+++ Auszug +++

Sollte sich aus der Rechtsprüfung ergeben, dass es im Drittland keine ausreichende Gewähr für den Schutz der übermittelten Daten gibt (was gerade bei staatlichen Zugriffsbefugnissen auf diese Daten gelten soll), hat der Datentransfer auf Basis der Standardvertragsklauseln zukünftig zu unterbleiben.

Auch die Aufsichtsbehörden sind nach der Entscheidung des EuGH verpflichtet, eine eigene Kontrolle der Datentransfers vorzunehmen. Sie müssen bei einem fehlenden angemessen Schutzniveau Datentransfers in ein Drittland auf Basis der Standardvertragsklauseln künftig untersagen (Rn. 135). Um eine EU-weit einheitliche Handhabung zu gewährleisten verweist der EuGH ausdrücklich auf das Kohärenzverfahren, insb. auf Art. 62 (2) DSGVO (Rn. 147).

EU-US-Privacy-Shield unwirksam

Nach Auffassung des EuGHs besteht in den USA kein angemessenes Schutzniveau im Sinne des Art. 45 Abs. 1 DSGVO.

Daher ist die Entscheidung der EU Kommission zum EU-US-Privacy-Shield insgesamt nichtig. Der EuGH orientiert sich bei seiner Prüfung neben Art. 45 DSGVO auch stark an der Grundrechtecharta (GRCh), insb. an den Art. 7, 8, 47 und 52. Daraus leitet der EuGH drei wesentliche Anforderungen für ein „angemessenes″ Datenschutzniveau ab (Rn. 168). Die Rechte nach Art. 7 und 8 GRCh (Wahrung Privatsphäre und Datenschutz) können zwar eingeschränkt werden, allerdings nur:

  • unter Beachtung des Grundsatzes der Verhältnismäßigkeit;
  • nach Maßgabe einer Rechtsgrundlage, die den Umfang der Einschränkung hinreichend konkret festlegt; und
  • sofern Betroffene (also EU-Bürger) die Möglichkeit haben die Verarbeitung ihrer Daten im Drittstaat gerichtlich überprüfen zu lassen, Art. 47 (1) GRCh.

Die vom EuGH überprüften PRISM und UPSTREAM Programme der amerikanischen Sicherheitsbehörden ermöglichen nach seiner Interpretation eine umfassende und anlasslose staatliche Massenüberwachung (Rn. 184). Der Internetverkehr wird weitreichend mitgelesen und basierend auf bestimmten Selektoren für Geheimdienste erschließbar gemacht.

Eine gerichtliche Kontrolle ist zudem nicht bzw. nur eingeschränkt möglich (Rn. 191 f.). Das wird laut EuGH auch nicht durch den Ombudsmann behoben, an den sich Betroffene bei möglichen Rechtsverletzungen wenden können: Der EuGH zweifelt, ob dieser „unabhängig″ ist und für die Geheimdienste bindende Entscheidungen treffen kann (Rn. 195 f.).

Ohne EU-US-Privacy-Shield: Bewertung und Dokumentation des Schutzniveaus im Empfängerland für die transferierten Daten notwendig – oder ausdrückliche Einwilligung des Betroffenen einholen

Die Tragweite des Urteils ist enorm. Das Urteil betrifft nicht nur Datentransfers in die USA, sondern Datenübertragungen in alle Drittländer, die keinem Angemessenheitsbeschluss nach Art. 45 DSGVO unterliegen.

+++

(Aufgaben)
1. Prüfen Sie, ob die Aussagen (a), (b) und (c) mit dem Auszug übereinstimmen, und belegen Sie jedes Ja oder Nein mit den entscheidenden Worten aus dem Text. (a) Laut EuGH besteht in den USA ein angemessenes Schutzniveau im Sinne des Art. 45 Abs. 1 DSGVO. (b) Das Urteil betrifft ausschließlich Datentransfers in die USA. (c) Für eine EU-weit einheitliche Handhabung verweist der EuGH auf das Kohärenzverfahren.
2. Nennen Sie die Programme der amerikanischen Sicherheitsbehörden, die der EuGH laut dem Auszug überprüft hat.
3. Schreiben Sie den Abschnitt aus dem Auszug wörtlich ab, beginnend mit „Sollte sich aus“ und weiter bis einschließlich „DSGVO (Rn. 147).“.
Stützen Sie sich ausschließlich auf den Auszug.

+++ Vorliegende Daten +++

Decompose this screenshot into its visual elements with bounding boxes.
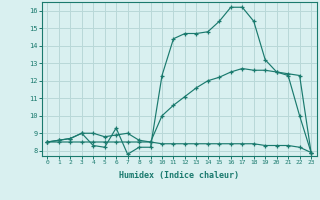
X-axis label: Humidex (Indice chaleur): Humidex (Indice chaleur) [119, 171, 239, 180]
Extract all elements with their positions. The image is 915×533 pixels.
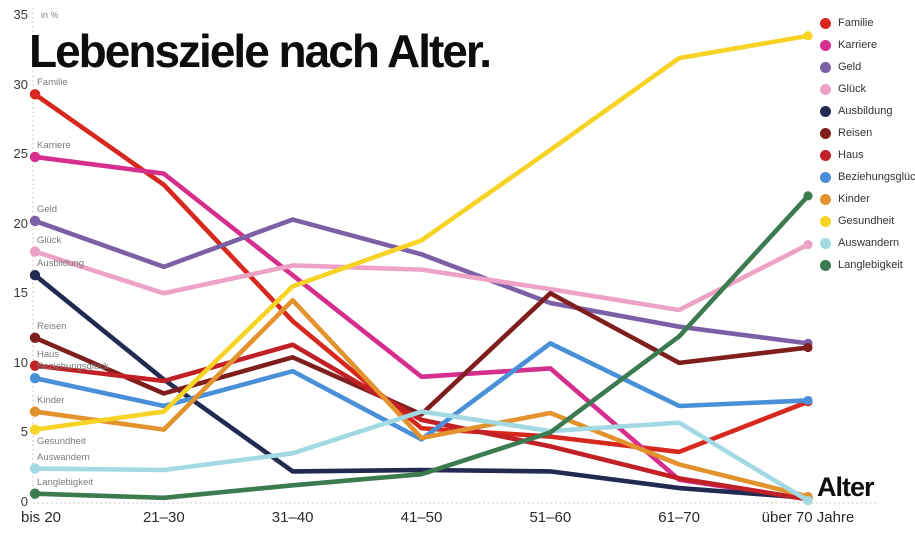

+++

(Ergebnisse)
1.
(a) Nein: „Nach Auffassung des EuGHs besteht in den USA kein angemessenes Schutzniveau im Sinne des Art. 45 Abs. 1 DSGVO.“
(b) Nein: „Das Urteil betrifft nicht nur Datentransfers in die USA, sondern Datenübertragungen in alle Drittländer, die keinem Angemessenheitsbeschluss nach Art. 45 DSGVO unterliegen.“
(c) Ja: „Um eine EU-weit einheitliche Handhabung zu gewährleisten verweist der EuGH ausdrücklich auf das Kohärenzverfahren“

2. PRISM und UPSTREAM.

3.
Sollte sich aus der Rechtsprüfung ergeben, dass es im Drittland keine ausreichende Gewähr für den Schutz der übermittelten Daten gibt (was gerade bei staatlichen Zugriffsbefugnissen auf diese Daten gelten soll), hat der Datentransfer auf Basis der Standardvertragsklauseln zukünftig zu unterbleiben.

Auch die Aufsichtsbehörden sind nach der Entscheidung des EuGH verpflichtet, eine eigene Kontrolle der Datentransfers vorzunehmen. Sie müssen bei einem fehlenden angemessen Schutzniveau Datentransfers in ein Drittland auf Basis der Standardvertragsklauseln künftig untersagen (Rn. 135). Um eine EU-weit einheitliche Handhabung zu gewährleisten verweist der EuGH ausdrücklich auf das Kohärenzverfahren, insb. auf Art. 62 (2) DSGVO (Rn. 147).